**Goal of the exercise**
Gather all lines from the material that contain the word "образования".

Data records
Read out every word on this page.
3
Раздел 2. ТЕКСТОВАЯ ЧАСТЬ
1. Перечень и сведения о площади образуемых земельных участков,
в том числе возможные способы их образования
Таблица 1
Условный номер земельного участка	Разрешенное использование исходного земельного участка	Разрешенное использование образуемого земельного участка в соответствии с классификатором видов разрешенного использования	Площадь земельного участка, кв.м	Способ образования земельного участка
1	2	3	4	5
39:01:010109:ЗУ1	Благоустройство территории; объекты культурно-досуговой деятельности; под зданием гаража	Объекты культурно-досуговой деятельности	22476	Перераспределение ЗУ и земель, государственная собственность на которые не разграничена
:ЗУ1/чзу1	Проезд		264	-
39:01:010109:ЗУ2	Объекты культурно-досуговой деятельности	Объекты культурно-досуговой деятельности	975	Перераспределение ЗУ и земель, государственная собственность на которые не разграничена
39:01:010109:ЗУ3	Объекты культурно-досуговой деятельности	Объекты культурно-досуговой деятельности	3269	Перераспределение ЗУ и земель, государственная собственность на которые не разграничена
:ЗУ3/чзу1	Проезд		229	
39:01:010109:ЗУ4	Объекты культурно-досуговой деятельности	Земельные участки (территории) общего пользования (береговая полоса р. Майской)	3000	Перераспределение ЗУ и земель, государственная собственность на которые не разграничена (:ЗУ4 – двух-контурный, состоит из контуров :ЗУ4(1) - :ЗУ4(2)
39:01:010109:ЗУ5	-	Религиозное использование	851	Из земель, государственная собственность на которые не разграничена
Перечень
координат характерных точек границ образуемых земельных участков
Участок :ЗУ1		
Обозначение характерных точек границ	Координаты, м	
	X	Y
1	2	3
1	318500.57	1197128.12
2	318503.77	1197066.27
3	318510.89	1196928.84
* * *
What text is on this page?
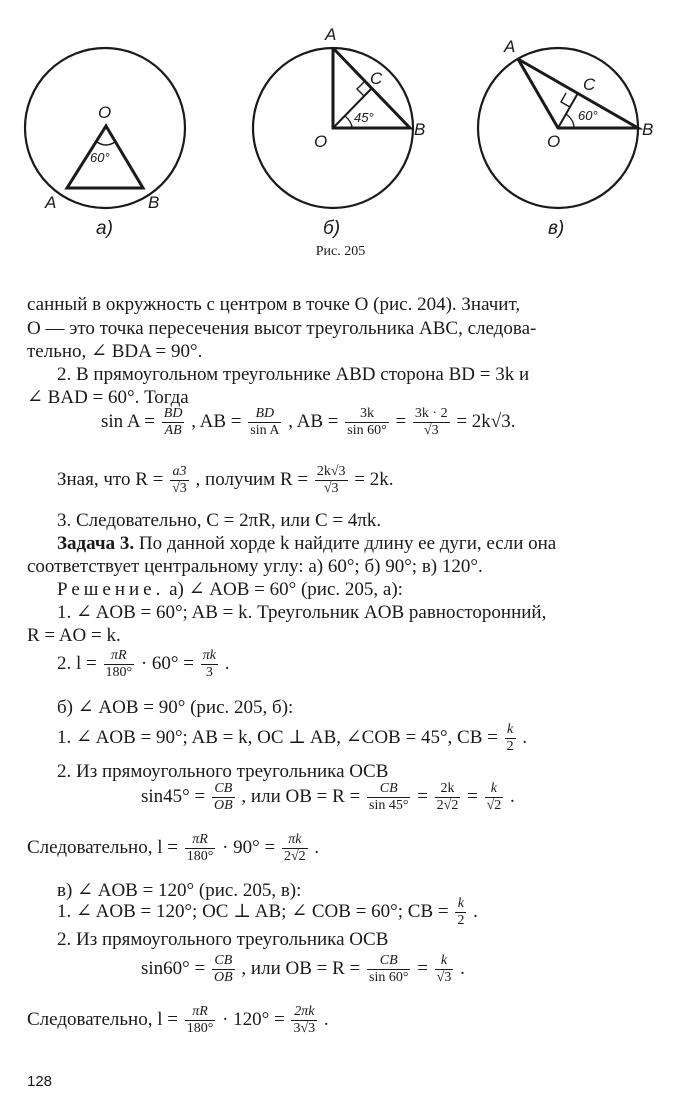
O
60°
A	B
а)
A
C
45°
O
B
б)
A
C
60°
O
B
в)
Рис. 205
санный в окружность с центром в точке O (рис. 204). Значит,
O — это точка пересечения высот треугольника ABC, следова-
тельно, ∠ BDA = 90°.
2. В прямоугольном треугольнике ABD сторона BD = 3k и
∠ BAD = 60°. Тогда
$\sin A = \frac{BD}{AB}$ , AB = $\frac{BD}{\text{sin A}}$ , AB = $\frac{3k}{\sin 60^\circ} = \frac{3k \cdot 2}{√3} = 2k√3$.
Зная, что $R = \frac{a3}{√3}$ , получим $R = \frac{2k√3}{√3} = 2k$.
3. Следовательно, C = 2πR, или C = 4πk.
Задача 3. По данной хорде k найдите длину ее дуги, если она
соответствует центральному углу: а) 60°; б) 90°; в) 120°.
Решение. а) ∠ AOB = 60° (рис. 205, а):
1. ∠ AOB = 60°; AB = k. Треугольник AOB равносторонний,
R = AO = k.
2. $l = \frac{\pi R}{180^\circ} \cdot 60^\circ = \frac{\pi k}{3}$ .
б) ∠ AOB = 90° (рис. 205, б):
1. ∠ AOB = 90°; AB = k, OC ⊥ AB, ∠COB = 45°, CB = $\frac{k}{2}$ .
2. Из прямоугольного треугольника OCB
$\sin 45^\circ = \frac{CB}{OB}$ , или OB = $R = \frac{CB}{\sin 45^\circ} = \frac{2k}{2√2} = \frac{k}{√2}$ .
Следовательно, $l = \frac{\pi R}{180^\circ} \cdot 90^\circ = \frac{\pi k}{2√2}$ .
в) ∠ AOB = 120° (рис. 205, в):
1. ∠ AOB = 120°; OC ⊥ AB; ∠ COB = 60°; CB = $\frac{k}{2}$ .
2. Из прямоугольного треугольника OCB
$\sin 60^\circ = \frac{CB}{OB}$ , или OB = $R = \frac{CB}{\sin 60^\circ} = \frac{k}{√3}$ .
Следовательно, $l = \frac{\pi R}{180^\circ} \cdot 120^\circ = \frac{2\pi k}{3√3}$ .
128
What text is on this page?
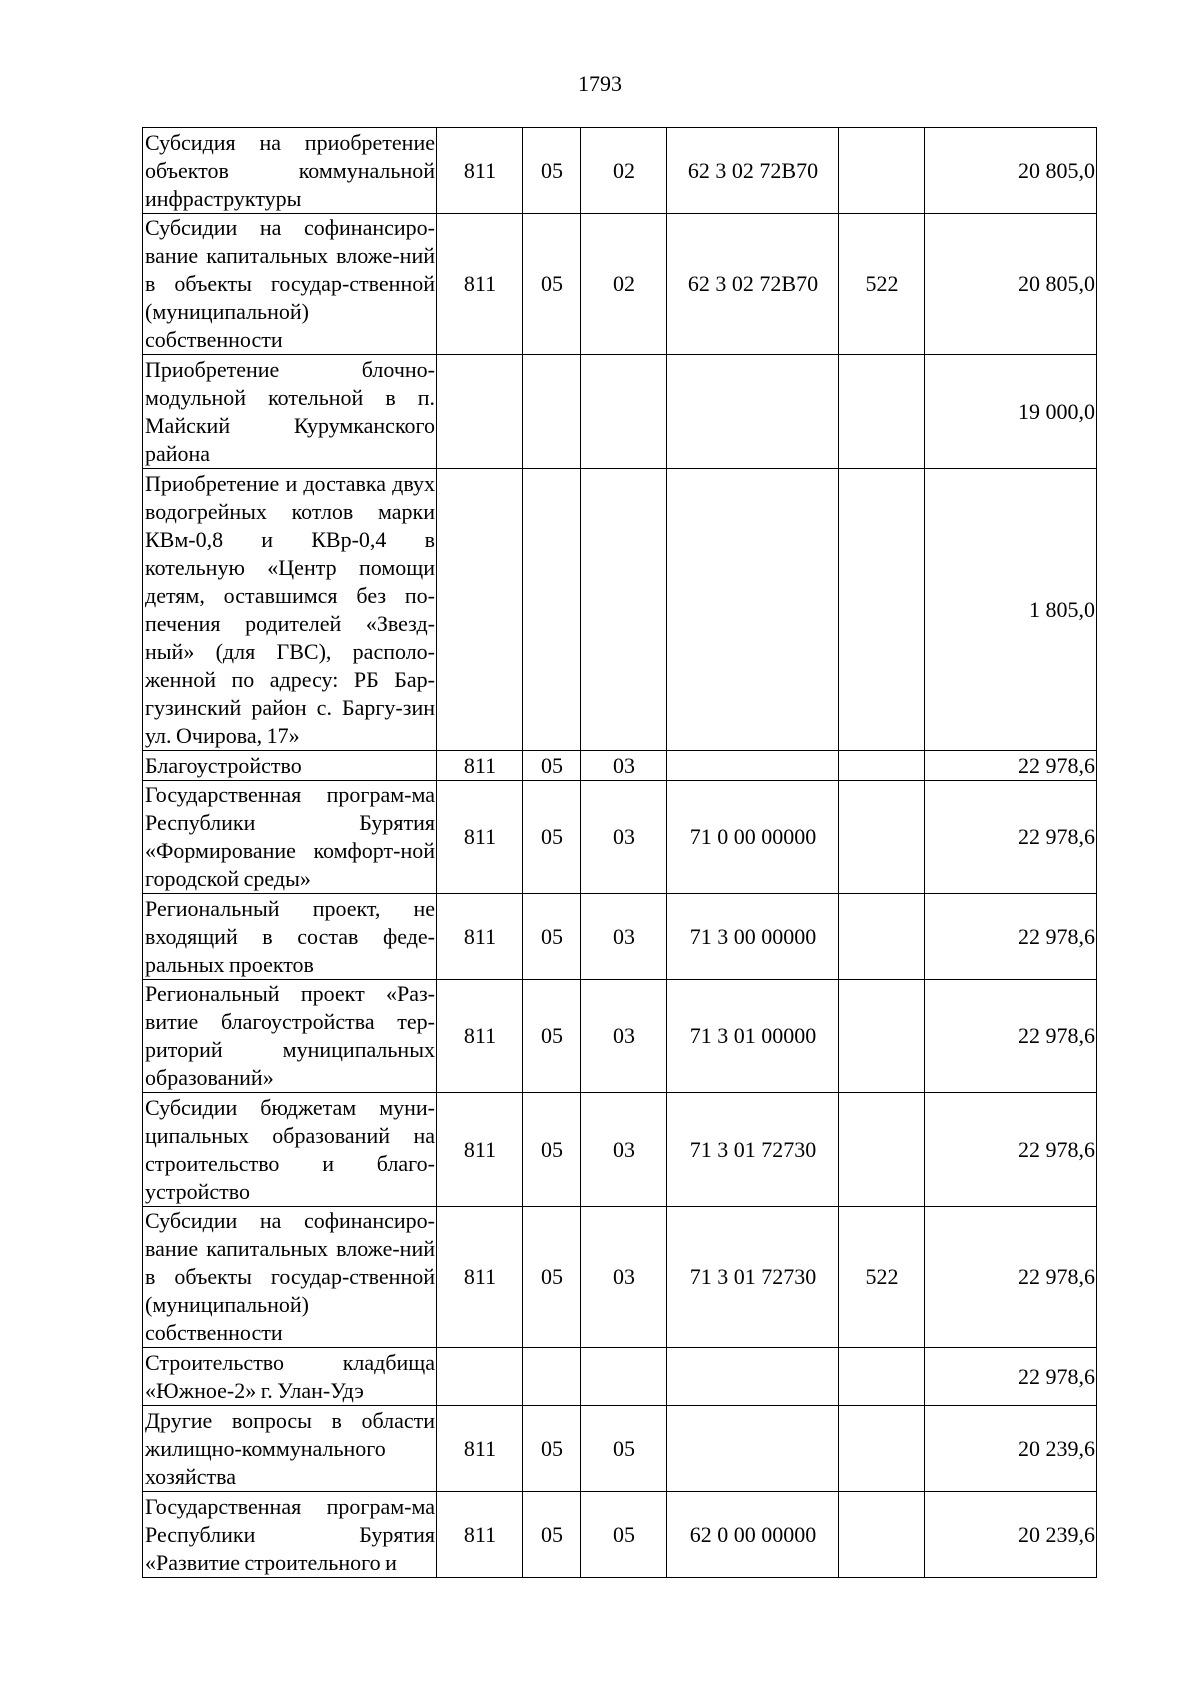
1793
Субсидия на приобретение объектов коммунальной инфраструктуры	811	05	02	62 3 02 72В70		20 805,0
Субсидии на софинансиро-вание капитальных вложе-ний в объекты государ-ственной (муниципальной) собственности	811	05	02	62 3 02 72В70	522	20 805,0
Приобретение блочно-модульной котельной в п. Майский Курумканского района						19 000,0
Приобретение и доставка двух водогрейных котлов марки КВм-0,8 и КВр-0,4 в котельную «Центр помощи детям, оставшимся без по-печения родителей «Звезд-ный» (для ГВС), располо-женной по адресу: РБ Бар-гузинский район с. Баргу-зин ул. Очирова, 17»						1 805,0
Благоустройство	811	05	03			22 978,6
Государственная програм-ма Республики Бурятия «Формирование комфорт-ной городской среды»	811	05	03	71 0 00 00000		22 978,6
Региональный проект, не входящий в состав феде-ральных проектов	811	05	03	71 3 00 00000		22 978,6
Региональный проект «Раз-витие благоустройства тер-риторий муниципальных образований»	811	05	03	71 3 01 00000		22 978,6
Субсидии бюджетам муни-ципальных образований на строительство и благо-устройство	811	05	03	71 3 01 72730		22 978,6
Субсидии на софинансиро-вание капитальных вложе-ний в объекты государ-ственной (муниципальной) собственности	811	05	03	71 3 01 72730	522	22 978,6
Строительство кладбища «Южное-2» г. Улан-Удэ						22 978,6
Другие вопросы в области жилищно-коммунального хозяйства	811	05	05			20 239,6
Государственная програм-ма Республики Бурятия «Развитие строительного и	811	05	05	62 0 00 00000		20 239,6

**Solution to this exercise**
в том числе возможные способы их образования
Условный номер земельного участка	Разрешенное использование исходного земельного участка	Разрешенное использование образуемого земельного участка в соответствии с классификатором видов разрешенного использования	Площадь земельного участка, кв.м	Способ образования земельного участка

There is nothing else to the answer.